# [Instructions to follow]
Could you write out every record below exactly, leaving out any pictures?

Data excerpts:
_ _ _ _

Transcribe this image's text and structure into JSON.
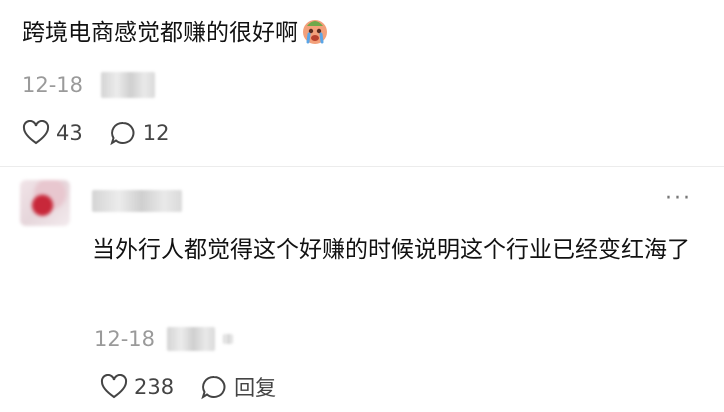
{
  "post": {
    "text": "跨境电商感觉都赚的很好啊",
    "emoji_icon": "crying-face-icon",
    "date": "12-18",
    "likes": "43",
    "comments": "12"
  },
  "comment": {
    "more_label": "···",
    "text": "当外行人都觉得这个好赚的时候说明这个行业已经变红海了",
    "date": "12-18",
    "likes": "238",
    "reply_label": "回复"
  },
  "colors": {
    "text": "#111111",
    "meta": "#9a9a9a",
    "icon": "#444444"
  }
}
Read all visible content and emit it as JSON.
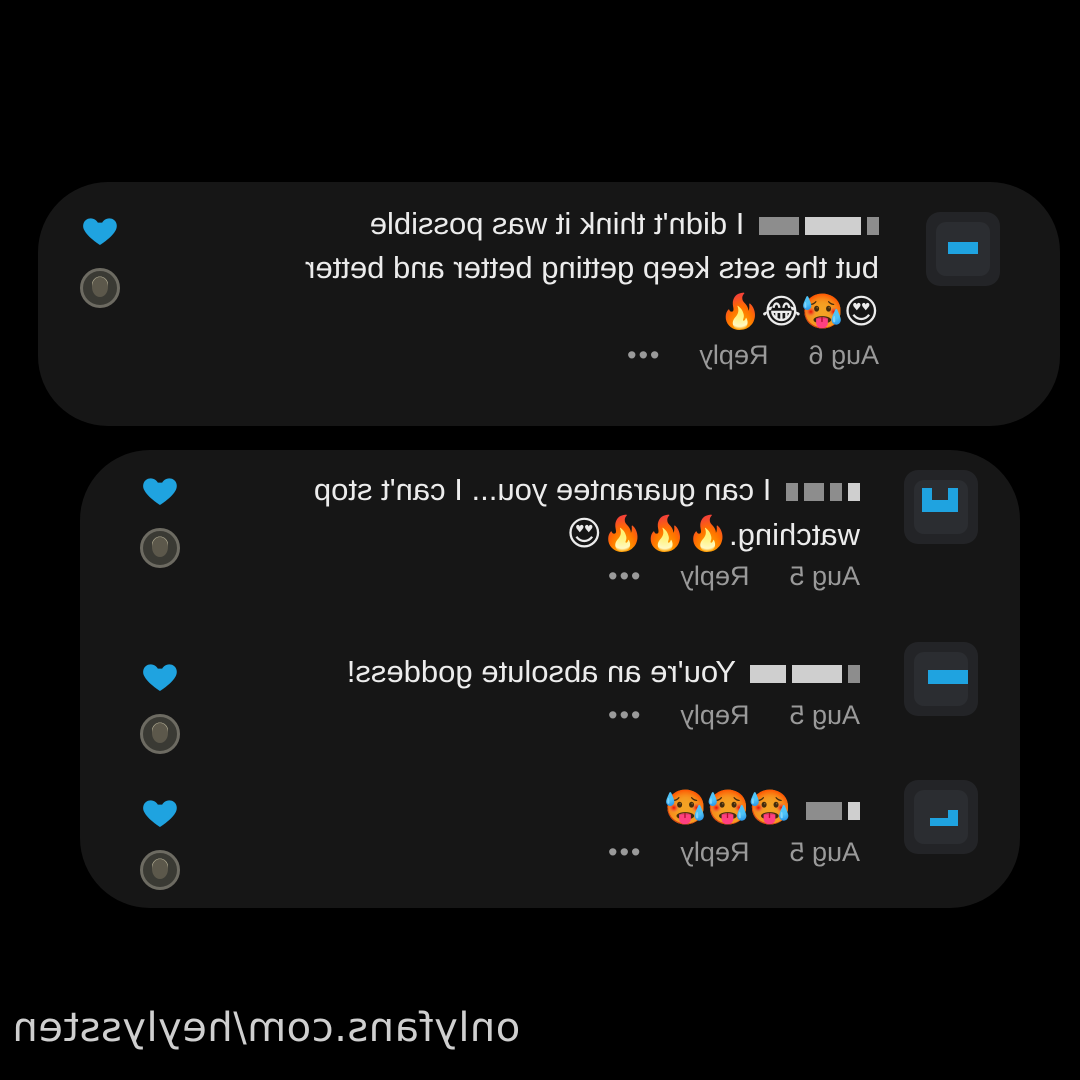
{
  "comments": [
    {
      "lines": [
        "I didn't think it was possible",
        "but the sets keep getting better and better"
      ],
      "emojis": "😍🥵😂🔥",
      "date": "Aug 6",
      "reply": "Reply",
      "more": "•••"
    },
    {
      "lines": [
        "I can guarantee you... I can't stop",
        "watching."
      ],
      "emojis": "🔥🔥🔥😍",
      "date": "Aug 5",
      "reply": "Reply",
      "more": "•••"
    },
    {
      "lines": [
        "You're an absolute goddess!"
      ],
      "date": "Aug 5",
      "reply": "Reply",
      "more": "•••"
    },
    {
      "emojis": "🥵🥵🥵",
      "date": "Aug 5",
      "reply": "Reply",
      "more": "•••"
    }
  ],
  "watermark": "onlyfans.com/heylyssten",
  "colors": {
    "heart": "#1fa3e0",
    "background": "#000000",
    "panel": "#161616"
  },
  "icons": {
    "like": "heart-icon",
    "avatar": "avatar"
  }
}
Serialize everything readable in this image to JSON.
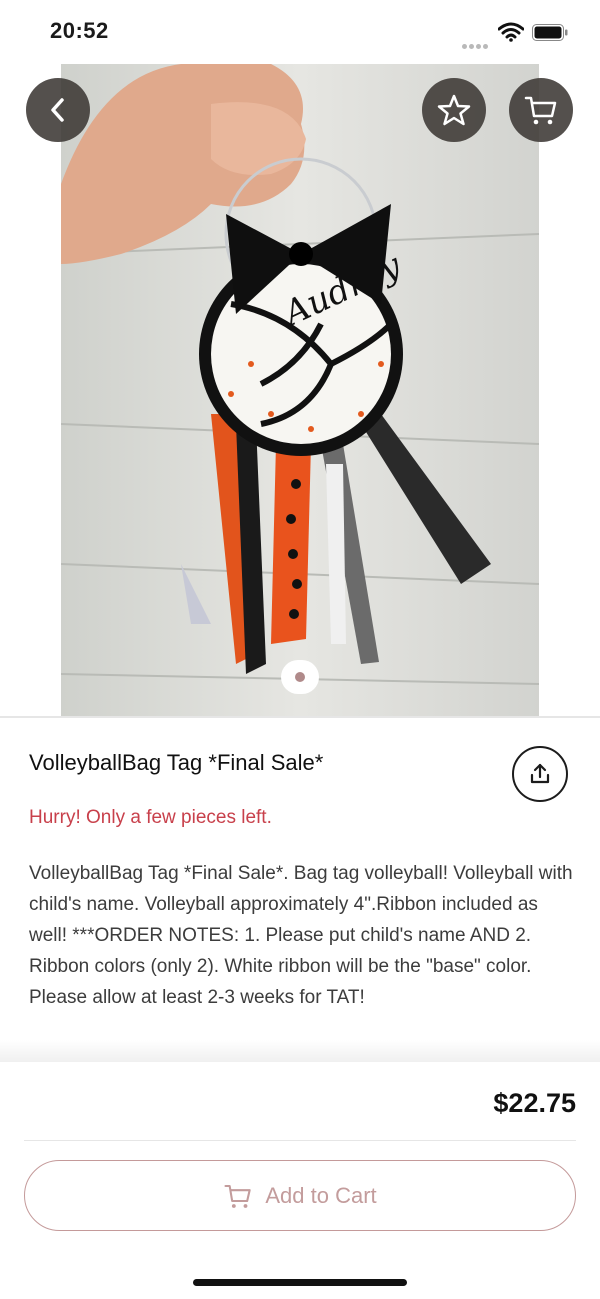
{
  "status_bar": {
    "time": "20:52"
  },
  "product": {
    "title": "VolleyballBag Tag *Final Sale*",
    "stock_note": "Hurry! Only a few pieces left.",
    "description": "VolleyballBag Tag *Final Sale*. Bag tag volleyball! Volleyball with child's name. Volleyball approximately 4\".Ribbon included as well! ***ORDER NOTES: 1. Please put child's name AND 2. Ribbon colors (only 2). White ribbon will be the \"base\" color. Please allow at least 2-3 weeks for TAT!",
    "price": "$22.75",
    "image_name_text": "Audrey",
    "image_count": 1,
    "current_image": 1
  },
  "actions": {
    "add_to_cart_label": "Add to Cart"
  },
  "colors": {
    "accent_button_border": "#c49a9a",
    "stock_note": "#c8404b",
    "overlay_button": "#3c3834"
  },
  "icons": [
    "back-chevron-icon",
    "star-icon",
    "cart-icon",
    "share-icon",
    "wifi-icon",
    "battery-icon"
  ]
}
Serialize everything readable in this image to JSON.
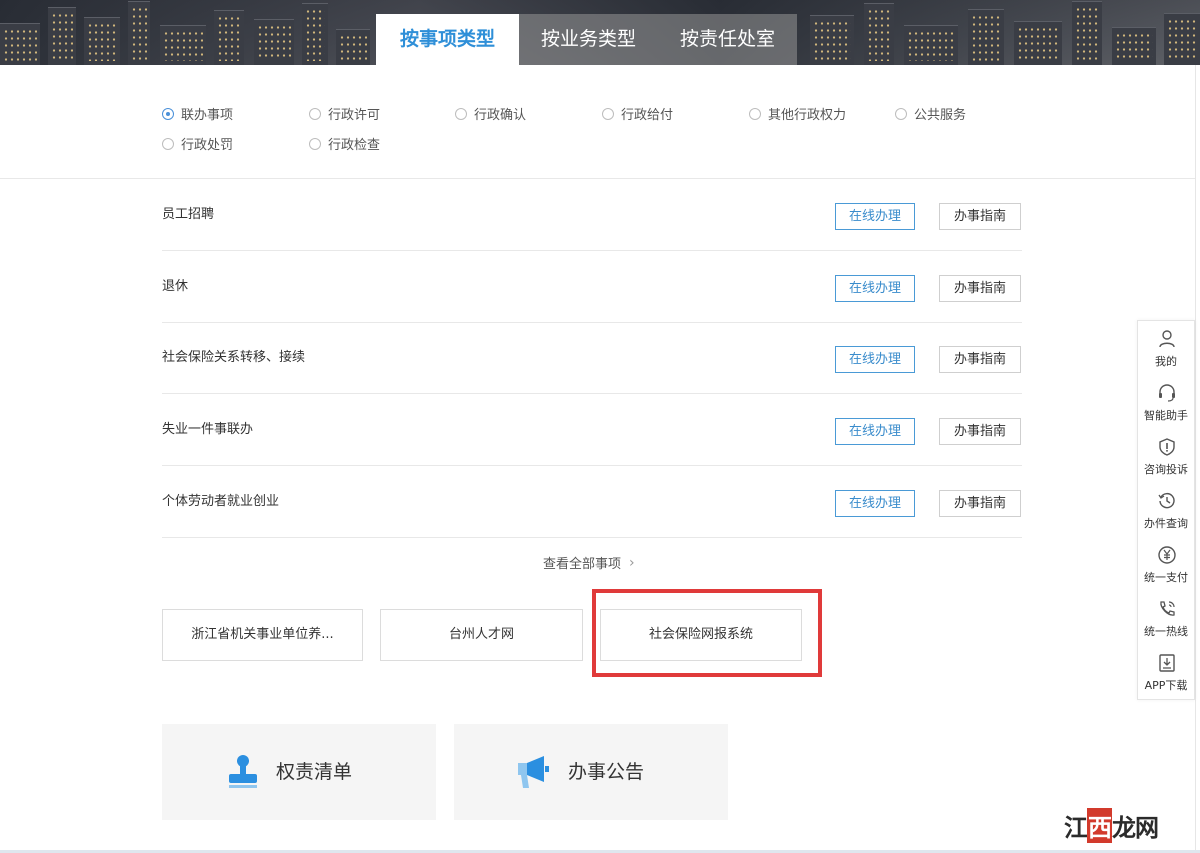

_ _ _ _

# [The response]
Transcribe this image's text and structure into JSON.
{
  "post": {
    "text": "跨境电商感觉都赚的很好啊",
    "emoji_icon": "crying-face-icon",
    "date": "12-18",
    "likes": "43",
    "comments": "12"
  },
  "comment": {
    "more_label": "···",
    "text": "当外行人都觉得这个好赚的时候说明这个行业已经变红海了",
    "date": "12-18",
    "likes": "238",
    "reply_label": "回复"
  },
  "colors": {
    "text": "#111111",
    "meta": "#9a9a9a",
    "icon": "#444444"
  }
}
Read all visible content and emit it as JSON.
{
  "comments": [
    {
      "lines": [
        "I didn't think it was possible",
        "but the sets keep getting better and better"
      ],
      "emojis": "😍🥵😂🔥",
      "date": "Aug 6",
      "reply": "Reply",
      "more": "•••"
    },
    {
      "lines": [
        "I can guarantee you... I can't stop",
        "watching."
      ],
      "emojis": "🔥🔥🔥😍",
      "date": "Aug 5",
      "reply": "Reply",
      "more": "•••"
    },
    {
      "lines": [
        "You're an absolute goddess!"
      ],
      "date": "Aug 5",
      "reply": "Reply",
      "more": "•••"
    },
    {
      "emojis": "🥵🥵🥵",
      "date": "Aug 5",
      "reply": "Reply",
      "more": "•••"
    }
  ],
  "watermark": "onlyfans.com/heylyssten",
  "colors": {
    "heart": "#1fa3e0",
    "background": "#000000",
    "panel": "#161616"
  },
  "icons": {
    "like": "heart-icon",
    "avatar": "avatar"
  }
}
Serialize everything readable in this image to JSON.
{
  "status_bar": {
    "time": "20:52"
  },
  "product": {
    "title": "VolleyballBag Tag *Final Sale*",
    "stock_note": "Hurry! Only a few pieces left.",
    "description": "VolleyballBag Tag *Final Sale*. Bag tag volleyball! Volleyball with child's name. Volleyball approximately 4\".Ribbon included as well! ***ORDER NOTES: 1. Please put child's name AND 2. Ribbon colors (only 2). White ribbon will be the \"base\" color. Please allow at least 2-3 weeks for TAT!",
    "price": "$22.75",
    "image_name_text": "Audrey",
    "image_count": 1,
    "current_image": 1
  },
  "actions": {
    "add_to_cart_label": "Add to Cart"
  },
  "colors": {
    "accent_button_border": "#c49a9a",
    "stock_note": "#c8404b",
    "overlay_button": "#3c3834"
  },
  "icons": [
    "back-chevron-icon",
    "star-icon",
    "cart-icon",
    "share-icon",
    "wifi-icon",
    "battery-icon"
  ]
}
Serialize everything readable in this image to JSON.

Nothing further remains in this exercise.